** What the task asks **
Provide an exact copy of the data, excluding the images.

>> BEGIN Data supplied

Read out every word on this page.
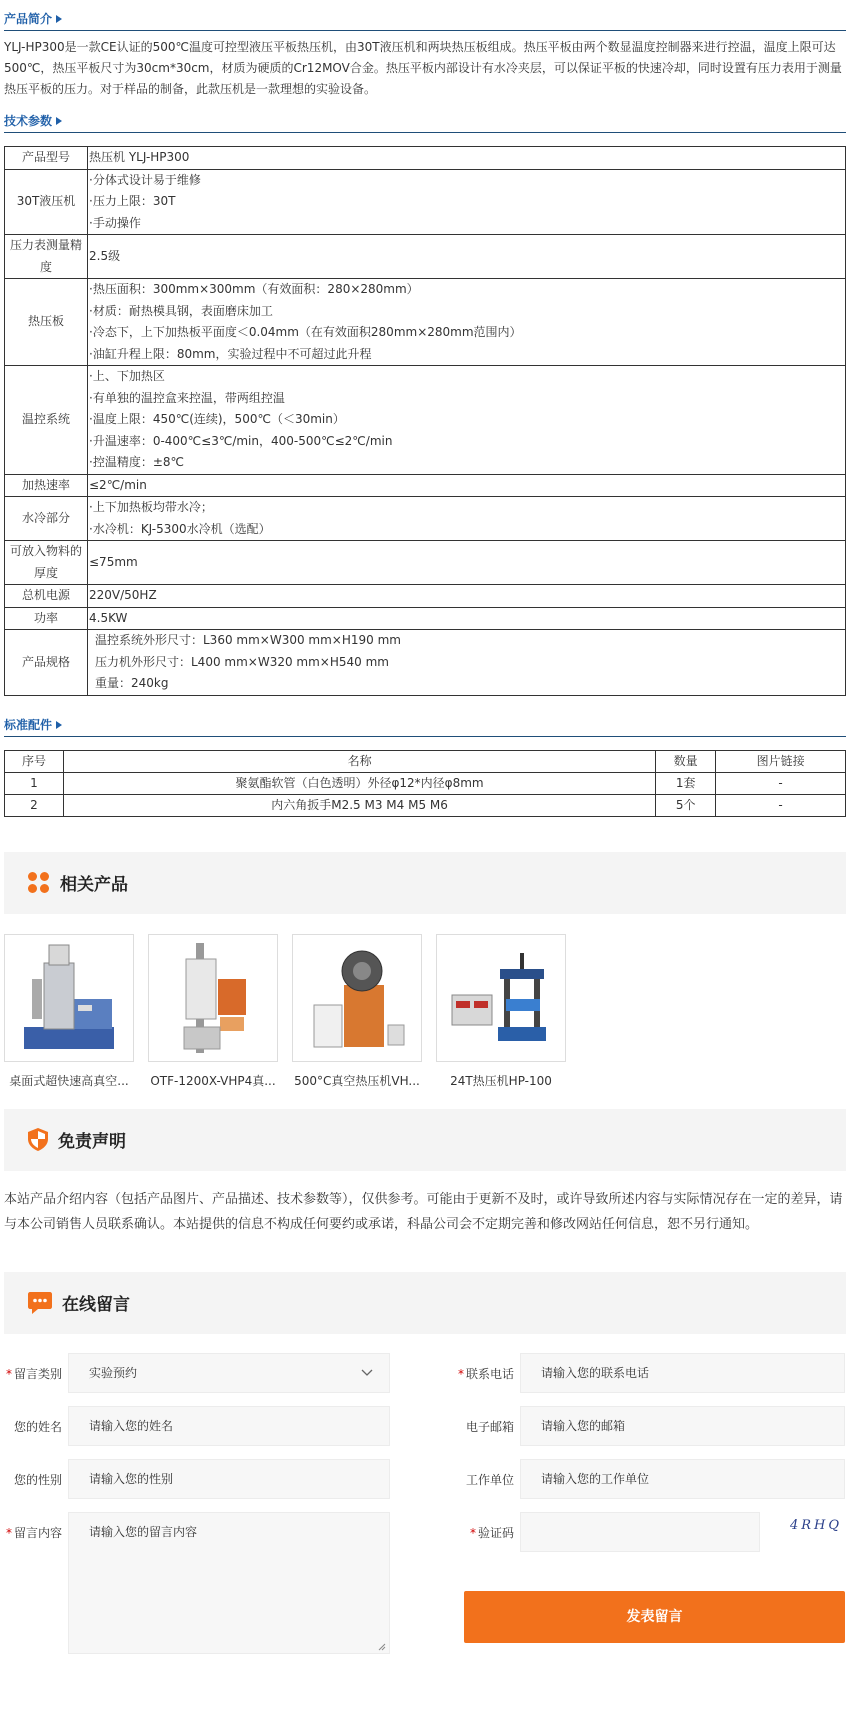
产品简介
YLJ-HP300是一款CE认证的500℃温度可控型液压平板热压机，由30T液压机和两块热压板组成。热压平板由两个数显温度控制器来进行控温，温度上限可达500℃，热压平板尺寸为30cm*30cm，材质为硬质的Cr12MOV合金。热压平板内部设计有水冷夹层，可以保证平板的快速冷却，同时设置有压力表用于测量热压平板的压力。对于样品的制备，此款压机是一款理想的实验设备。
技术参数
产品型号	热压机 YLJ-HP300

30T液压机	·分体式设计易于维修
·压力上限：30T
·手动操作

压力表测量精度	2.5级

热压板	·热压面积：300mm×300mm（有效面积：280×280mm）
·材质：耐热模具钢，表面磨床加工
·冷态下，上下加热板平面度＜0.04mm（在有效面积280mm×280mm范围内）
·油缸升程上限：80mm，实验过程中不可超过此升程

温控系统	·上、下加热区
·有单独的温控盒来控温，带两组控温
·温度上限：450℃(连续)，500℃（＜30min）
·升温速率：0-400℃≤3℃/min，400-500℃≤2℃/min
·控温精度：±8℃

加热速率	≤2℃/min

水冷部分	·上下加热板均带水冷；
·水冷机：KJ-5300水冷机（选配）

可放入物料的厚度	≤75mm

总机电源	220V/50HZ

功率	4.5KW

产品规格	温控系统外形尺寸：L360 mm×W300 mm×H190 mm
压力机外形尺寸：L400 mm×W320 mm×H540 mm
重量：240kg
标准配件
序号	名称	数量	图片链接
1	聚氨酯软管（白色透明）外径φ12*内径φ8mm	1套	-
2	内六角扳手M2.5 M3 M4 M5 M6	5个	-
相关产品
桌面式超快速高真空...	OTF-1200X-VHP4真... 500°C真空热压机VH...	24T热压机HP-100
免责声明
本站产品介绍内容（包括产品图片、产品描述、技术参数等），仅供参考。可能由于更新不及时，或许导致所述内容与实际情况存在一定的差异，请与本公司销售人员联系确认。本站提供的信息不构成任何要约或承诺，科晶公司会不定期完善和修改网站任何信息，恕不另行通知。
在线留言
* 留言类别	实验预约	* 联系电话	请输入您的联系电话
您的姓名	请输入您的姓名	电子邮箱	请输入您的邮箱
您的性别	请输入您的性别	工作单位	请输入您的工作单位
* 留言内容	请输入您的留言内容	* 验证码	4RHQ
发表留言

>> END Data supplied

** The output **
Read out every word on this page.
产品简介
YLJ-HP300是一款CE认证的500℃温度可控型液压平板热压机，由30T液压机和两块热压板组成。热压平板由两个数显温度控制器来进行控温，温度上限可达500℃，热压平板尺寸为30cm*30cm，材质为硬质的Cr12MOV合金。热压平板内部设计有水冷夹层，可以保证平板的快速冷却，同时设置有压力表用于测量热压平板的压力。对于样品的制备，此款压机是一款理想的实验设备。
技术参数
产品型号	热压机 YLJ-HP300

30T液压机	·分体式设计易于维修
·压力上限：30T
·手动操作

压力表测量精度	2.5级

热压板	·热压面积：300mm×300mm（有效面积：280×280mm）
·材质：耐热模具钢，表面磨床加工
·冷态下，上下加热板平面度＜0.04mm（在有效面积280mm×280mm范围内）
·油缸升程上限：80mm，实验过程中不可超过此升程

温控系统	·上、下加热区
·有单独的温控盒来控温，带两组控温
·温度上限：450℃(连续)，500℃（＜30min）
·升温速率：0-400℃≤3℃/min，400-500℃≤2℃/min
·控温精度：±8℃

加热速率	≤2℃/min

水冷部分	·上下加热板均带水冷；
·水冷机：KJ-5300水冷机（选配）

可放入物料的厚度	≤75mm

总机电源	220V/50HZ

功率	4.5KW

产品规格	温控系统外形尺寸：L360 mm×W300 mm×H190 mm
压力机外形尺寸：L400 mm×W320 mm×H540 mm
重量：240kg
标准配件
序号	名称	数量	图片链接
1	聚氨酯软管（白色透明）外径φ12*内径φ8mm	1套	-
2	内六角扳手M2.5 M3 M4 M5 M6	5个	-
相关产品
桌面式超快速高真空...	OTF-1200X-VHP4真... 500°C真空热压机VH...	24T热压机HP-100
免责声明
本站产品介绍内容（包括产品图片、产品描述、技术参数等），仅供参考。可能由于更新不及时，或许导致所述内容与实际情况存在一定的差异，请与本公司销售人员联系确认。本站提供的信息不构成任何要约或承诺，科晶公司会不定期完善和修改网站任何信息，恕不另行通知。
在线留言
* 留言类别	实验预约	* 联系电话	请输入您的联系电话
您的姓名	请输入您的姓名	电子邮箱	请输入您的邮箱
您的性别	请输入您的性别	工作单位	请输入您的工作单位
* 留言内容	请输入您的留言内容	* 验证码	4RHQ
发表留言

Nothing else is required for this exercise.